__Collected data__:
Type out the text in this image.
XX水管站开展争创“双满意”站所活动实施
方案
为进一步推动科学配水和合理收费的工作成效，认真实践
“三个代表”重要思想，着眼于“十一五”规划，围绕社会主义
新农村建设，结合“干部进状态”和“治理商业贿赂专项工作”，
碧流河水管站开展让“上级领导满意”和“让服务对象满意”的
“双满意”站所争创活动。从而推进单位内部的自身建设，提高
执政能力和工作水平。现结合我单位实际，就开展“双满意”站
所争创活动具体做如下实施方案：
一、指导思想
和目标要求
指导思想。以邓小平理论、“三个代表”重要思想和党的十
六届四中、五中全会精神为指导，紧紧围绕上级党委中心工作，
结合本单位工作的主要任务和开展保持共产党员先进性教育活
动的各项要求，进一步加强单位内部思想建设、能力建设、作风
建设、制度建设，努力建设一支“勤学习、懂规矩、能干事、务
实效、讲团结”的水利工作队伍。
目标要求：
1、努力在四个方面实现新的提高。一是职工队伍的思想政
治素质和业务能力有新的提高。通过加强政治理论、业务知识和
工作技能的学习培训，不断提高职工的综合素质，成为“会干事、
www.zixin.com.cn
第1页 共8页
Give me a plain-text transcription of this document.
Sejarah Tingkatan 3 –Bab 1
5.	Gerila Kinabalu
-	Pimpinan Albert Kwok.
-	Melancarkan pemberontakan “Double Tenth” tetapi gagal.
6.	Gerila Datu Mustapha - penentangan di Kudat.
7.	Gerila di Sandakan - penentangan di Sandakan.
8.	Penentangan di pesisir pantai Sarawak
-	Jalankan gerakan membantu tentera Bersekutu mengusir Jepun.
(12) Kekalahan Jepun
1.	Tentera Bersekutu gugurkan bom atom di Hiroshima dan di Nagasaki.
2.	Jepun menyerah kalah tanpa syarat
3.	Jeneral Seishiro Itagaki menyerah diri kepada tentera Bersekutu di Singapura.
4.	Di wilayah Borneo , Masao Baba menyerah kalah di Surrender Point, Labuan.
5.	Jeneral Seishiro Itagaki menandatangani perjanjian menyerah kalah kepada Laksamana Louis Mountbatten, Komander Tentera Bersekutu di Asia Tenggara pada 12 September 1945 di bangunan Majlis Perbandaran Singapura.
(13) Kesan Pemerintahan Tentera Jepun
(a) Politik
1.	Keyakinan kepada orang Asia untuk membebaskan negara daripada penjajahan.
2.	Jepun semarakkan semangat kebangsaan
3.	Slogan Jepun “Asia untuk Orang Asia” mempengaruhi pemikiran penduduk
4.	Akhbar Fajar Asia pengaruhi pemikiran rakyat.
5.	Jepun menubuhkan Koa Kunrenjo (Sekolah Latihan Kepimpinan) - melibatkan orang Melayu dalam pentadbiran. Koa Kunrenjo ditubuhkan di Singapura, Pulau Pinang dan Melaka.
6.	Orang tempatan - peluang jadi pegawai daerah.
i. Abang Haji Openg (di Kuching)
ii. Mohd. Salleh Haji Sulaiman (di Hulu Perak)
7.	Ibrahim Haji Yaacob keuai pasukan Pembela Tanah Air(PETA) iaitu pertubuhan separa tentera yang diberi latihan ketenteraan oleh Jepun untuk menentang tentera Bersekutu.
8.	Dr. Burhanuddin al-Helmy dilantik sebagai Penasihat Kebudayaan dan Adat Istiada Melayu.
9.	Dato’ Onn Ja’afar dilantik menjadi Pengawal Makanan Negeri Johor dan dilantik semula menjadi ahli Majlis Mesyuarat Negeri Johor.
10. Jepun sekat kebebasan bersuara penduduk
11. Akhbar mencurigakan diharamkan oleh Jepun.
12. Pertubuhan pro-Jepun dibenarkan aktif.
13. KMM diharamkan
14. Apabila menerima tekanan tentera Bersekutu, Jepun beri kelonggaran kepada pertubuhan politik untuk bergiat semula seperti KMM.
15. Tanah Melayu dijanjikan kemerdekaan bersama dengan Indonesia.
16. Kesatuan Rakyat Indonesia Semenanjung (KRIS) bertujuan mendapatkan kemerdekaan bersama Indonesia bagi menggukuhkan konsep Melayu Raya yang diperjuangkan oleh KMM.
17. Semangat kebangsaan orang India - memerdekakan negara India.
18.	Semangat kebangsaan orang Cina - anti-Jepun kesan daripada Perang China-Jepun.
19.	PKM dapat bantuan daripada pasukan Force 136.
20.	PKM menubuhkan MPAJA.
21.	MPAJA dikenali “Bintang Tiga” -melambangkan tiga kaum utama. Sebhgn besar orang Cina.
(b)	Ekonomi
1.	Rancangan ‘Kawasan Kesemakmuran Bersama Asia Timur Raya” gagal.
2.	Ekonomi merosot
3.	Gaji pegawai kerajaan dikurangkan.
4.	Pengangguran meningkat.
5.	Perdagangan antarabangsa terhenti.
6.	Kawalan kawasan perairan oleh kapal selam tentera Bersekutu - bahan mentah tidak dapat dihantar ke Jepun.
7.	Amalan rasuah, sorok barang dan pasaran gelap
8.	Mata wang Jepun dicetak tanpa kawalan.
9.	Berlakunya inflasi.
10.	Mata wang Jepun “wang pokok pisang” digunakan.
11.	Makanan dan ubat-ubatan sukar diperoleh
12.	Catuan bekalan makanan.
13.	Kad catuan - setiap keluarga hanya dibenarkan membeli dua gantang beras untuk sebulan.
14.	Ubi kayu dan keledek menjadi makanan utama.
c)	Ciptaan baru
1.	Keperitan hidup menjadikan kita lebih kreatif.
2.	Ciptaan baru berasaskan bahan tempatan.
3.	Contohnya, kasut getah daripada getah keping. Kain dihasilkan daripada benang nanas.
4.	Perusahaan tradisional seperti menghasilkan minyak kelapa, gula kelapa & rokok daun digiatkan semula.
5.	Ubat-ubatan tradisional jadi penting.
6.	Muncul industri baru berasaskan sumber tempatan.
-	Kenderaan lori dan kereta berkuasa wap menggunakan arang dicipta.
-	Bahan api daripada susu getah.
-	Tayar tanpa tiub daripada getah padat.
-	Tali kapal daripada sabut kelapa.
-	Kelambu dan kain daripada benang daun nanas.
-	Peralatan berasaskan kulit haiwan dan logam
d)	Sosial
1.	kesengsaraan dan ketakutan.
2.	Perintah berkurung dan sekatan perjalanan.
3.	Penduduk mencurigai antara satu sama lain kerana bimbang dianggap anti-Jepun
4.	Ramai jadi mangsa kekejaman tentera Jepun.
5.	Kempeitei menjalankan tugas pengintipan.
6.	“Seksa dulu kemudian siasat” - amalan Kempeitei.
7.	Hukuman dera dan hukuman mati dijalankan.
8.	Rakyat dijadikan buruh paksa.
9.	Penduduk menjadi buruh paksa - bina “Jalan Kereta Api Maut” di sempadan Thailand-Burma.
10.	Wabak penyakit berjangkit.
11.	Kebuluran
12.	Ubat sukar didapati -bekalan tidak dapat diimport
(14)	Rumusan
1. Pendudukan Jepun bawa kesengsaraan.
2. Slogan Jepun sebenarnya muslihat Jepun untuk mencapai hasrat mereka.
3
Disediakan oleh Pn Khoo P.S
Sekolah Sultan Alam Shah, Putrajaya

__EXERCISE PROMPT__:
From the records, copy every line that has the string "Seishiro" in it.

__RIGHT ANSWER__:
3.	Jeneral Seishiro Itagaki menyerah diri kepada tentera Bersekutu di Singapura.
5.	Jeneral Seishiro Itagaki menandatangani perjanjian menyerah kalah kepada Laksamana Louis Mountbatten, Komander Tentera Bersekutu di Asia Tenggara pada 12 September 1945 di bangunan Majlis Perbandaran Singapura.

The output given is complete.